## DESCRIPTION OF THE TASK
Take each line containing "つなぎ足" and report it exactly as written.

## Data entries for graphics
****************

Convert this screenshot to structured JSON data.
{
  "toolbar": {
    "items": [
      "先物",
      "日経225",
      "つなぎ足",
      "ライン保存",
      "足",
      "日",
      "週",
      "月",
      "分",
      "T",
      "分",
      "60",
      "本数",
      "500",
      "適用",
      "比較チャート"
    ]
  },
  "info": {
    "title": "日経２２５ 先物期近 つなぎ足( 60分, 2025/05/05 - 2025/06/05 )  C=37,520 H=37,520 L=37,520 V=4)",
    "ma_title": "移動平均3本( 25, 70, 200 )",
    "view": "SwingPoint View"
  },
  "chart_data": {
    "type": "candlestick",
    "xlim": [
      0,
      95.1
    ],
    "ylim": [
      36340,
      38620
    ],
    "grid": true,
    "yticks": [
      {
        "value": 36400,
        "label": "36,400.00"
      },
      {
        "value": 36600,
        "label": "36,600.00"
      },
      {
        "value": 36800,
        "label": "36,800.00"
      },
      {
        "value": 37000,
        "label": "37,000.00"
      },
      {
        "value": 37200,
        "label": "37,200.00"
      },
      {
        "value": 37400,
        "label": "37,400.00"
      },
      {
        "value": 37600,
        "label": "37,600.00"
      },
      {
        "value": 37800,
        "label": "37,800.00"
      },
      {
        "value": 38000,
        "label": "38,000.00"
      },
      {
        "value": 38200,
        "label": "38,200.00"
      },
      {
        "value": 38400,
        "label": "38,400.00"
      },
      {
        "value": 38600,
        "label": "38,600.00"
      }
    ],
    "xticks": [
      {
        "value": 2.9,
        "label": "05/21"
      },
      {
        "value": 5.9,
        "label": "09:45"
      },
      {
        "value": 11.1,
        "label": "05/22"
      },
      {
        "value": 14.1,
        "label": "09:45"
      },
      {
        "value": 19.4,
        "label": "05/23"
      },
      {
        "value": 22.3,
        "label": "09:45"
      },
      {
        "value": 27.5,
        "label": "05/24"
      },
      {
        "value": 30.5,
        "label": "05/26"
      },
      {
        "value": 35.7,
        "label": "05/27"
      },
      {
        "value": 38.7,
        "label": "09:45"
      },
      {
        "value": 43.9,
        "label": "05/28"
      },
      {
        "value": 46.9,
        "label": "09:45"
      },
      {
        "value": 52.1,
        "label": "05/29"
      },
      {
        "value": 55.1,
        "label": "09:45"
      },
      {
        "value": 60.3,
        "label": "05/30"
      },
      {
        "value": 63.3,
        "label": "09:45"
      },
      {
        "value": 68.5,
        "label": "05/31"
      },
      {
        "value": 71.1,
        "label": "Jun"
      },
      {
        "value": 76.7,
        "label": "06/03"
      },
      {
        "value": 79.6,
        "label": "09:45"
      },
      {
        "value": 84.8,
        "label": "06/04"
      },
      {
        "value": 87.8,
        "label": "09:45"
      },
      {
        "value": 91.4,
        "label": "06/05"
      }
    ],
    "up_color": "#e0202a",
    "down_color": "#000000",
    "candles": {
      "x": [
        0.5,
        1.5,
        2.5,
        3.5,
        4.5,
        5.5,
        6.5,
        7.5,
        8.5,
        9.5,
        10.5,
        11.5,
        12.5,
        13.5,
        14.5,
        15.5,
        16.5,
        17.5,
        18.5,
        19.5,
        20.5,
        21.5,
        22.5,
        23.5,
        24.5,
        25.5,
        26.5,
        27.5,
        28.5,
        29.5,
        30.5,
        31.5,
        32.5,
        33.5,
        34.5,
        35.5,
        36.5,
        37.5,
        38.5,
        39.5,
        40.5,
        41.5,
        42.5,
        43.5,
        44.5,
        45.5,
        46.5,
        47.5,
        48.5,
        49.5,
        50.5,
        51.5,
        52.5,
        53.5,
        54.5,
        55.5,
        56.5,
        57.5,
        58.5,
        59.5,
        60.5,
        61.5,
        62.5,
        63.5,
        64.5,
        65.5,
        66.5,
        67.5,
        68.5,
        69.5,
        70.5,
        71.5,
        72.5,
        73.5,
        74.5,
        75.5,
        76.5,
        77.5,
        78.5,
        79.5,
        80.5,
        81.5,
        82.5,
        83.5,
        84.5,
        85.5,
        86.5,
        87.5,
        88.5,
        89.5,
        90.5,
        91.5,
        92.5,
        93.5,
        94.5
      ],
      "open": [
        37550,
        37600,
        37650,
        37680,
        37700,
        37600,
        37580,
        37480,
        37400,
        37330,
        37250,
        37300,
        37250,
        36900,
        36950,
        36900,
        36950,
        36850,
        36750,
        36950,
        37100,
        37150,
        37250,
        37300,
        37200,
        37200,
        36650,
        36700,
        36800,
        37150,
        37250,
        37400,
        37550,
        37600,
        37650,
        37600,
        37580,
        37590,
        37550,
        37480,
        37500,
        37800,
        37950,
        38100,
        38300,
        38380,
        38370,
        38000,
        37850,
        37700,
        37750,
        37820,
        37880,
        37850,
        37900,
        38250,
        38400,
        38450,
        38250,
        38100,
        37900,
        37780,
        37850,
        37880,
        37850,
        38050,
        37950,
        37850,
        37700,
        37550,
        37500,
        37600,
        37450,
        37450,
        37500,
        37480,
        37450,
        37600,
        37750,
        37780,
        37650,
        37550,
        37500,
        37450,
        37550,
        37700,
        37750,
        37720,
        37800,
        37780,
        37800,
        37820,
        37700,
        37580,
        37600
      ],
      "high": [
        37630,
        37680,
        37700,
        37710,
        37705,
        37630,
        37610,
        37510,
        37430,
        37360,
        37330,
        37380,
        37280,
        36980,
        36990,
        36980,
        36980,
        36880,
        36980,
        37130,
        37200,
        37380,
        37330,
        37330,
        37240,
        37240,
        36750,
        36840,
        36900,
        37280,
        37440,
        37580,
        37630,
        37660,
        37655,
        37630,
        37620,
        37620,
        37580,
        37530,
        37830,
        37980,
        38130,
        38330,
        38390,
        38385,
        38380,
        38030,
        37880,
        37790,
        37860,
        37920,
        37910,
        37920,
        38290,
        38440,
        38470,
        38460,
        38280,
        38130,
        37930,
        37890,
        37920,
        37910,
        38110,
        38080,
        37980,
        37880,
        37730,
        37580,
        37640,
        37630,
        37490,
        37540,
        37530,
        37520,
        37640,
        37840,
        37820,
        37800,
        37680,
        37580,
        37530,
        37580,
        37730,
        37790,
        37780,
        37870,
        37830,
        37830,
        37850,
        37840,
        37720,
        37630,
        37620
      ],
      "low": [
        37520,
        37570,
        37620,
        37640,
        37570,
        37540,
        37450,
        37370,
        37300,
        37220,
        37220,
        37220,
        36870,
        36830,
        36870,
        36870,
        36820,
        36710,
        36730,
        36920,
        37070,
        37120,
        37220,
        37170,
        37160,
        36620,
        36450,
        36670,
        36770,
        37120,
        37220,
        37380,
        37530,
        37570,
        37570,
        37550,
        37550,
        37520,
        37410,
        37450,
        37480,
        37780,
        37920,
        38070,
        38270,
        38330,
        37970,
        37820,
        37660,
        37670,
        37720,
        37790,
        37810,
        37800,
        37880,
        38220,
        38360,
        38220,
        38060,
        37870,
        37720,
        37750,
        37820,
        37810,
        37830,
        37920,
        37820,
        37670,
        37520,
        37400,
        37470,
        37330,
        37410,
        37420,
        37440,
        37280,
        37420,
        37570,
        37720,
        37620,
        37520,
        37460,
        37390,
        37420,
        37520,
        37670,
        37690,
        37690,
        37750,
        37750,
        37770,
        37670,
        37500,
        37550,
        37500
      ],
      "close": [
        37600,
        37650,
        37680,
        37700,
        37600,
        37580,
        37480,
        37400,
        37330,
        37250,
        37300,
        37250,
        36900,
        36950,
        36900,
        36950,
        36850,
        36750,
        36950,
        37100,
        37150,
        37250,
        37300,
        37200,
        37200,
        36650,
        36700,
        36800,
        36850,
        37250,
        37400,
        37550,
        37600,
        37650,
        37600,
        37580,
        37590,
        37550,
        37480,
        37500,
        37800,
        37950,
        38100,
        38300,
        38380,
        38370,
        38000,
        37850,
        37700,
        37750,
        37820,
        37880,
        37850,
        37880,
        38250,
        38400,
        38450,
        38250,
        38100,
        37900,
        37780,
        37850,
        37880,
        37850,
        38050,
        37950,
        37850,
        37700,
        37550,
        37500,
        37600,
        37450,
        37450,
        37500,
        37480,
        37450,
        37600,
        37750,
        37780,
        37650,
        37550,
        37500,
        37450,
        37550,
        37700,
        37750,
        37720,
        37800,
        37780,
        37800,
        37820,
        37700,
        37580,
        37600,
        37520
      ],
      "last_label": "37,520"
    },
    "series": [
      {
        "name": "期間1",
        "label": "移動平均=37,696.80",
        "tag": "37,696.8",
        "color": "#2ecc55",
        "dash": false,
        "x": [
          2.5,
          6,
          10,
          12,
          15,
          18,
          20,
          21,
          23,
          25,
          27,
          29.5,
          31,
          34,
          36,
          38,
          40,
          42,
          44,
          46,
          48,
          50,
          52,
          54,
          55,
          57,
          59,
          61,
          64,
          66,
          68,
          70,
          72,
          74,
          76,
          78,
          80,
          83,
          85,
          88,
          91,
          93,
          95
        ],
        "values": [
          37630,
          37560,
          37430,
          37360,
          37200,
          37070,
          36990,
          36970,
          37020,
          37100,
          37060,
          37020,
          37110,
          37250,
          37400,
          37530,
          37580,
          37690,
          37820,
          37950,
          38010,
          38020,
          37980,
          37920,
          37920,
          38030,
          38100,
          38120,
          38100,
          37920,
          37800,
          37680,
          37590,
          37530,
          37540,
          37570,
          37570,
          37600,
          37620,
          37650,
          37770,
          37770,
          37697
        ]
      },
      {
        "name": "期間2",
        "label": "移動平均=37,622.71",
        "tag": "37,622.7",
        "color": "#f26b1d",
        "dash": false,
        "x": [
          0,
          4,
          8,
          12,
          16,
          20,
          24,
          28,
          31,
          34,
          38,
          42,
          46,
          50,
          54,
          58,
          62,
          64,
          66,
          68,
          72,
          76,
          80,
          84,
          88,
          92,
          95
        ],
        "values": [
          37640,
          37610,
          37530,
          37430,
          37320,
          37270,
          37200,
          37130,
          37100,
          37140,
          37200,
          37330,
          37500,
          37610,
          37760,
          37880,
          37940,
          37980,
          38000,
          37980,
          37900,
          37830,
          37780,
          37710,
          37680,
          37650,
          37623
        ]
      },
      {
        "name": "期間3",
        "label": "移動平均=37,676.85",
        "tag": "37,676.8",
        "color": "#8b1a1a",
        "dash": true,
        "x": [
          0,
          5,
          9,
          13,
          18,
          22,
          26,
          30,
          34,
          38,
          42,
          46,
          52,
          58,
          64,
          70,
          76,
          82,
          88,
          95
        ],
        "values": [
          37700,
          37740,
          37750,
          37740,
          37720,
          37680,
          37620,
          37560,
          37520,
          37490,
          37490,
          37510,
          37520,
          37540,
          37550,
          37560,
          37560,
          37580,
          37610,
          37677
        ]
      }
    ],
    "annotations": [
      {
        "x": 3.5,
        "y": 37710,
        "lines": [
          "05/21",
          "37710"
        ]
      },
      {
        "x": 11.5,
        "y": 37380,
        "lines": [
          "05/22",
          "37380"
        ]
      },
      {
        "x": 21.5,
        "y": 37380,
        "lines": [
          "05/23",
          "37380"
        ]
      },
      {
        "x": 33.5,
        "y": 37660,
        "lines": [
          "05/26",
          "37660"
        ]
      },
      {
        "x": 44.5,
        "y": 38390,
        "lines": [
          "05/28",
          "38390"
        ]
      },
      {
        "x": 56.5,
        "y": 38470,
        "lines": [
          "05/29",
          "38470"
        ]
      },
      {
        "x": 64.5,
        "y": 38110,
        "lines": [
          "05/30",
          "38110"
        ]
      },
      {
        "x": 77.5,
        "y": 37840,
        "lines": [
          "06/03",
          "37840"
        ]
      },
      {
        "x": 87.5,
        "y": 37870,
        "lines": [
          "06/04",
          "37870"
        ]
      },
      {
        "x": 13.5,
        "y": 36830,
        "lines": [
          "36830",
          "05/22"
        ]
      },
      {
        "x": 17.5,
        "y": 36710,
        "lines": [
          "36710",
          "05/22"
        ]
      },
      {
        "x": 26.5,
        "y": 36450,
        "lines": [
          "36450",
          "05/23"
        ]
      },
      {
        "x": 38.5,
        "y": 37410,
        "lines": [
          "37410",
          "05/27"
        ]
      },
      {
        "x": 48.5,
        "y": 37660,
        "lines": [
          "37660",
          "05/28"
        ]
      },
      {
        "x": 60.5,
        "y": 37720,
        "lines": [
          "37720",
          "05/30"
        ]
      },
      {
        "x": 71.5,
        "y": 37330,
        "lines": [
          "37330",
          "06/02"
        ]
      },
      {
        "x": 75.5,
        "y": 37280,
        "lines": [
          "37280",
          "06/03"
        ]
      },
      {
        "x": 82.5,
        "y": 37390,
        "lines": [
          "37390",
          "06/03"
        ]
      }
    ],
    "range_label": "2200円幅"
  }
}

****************

## RESPONSE TO THE TASK
      "つなぎ足",
    "title": "日経２２５ 先物期近 つなぎ足( 60分, 2025/05/05 - 2025/06/05 )  C=37,520 H=37,520 L=37,520 V=4)",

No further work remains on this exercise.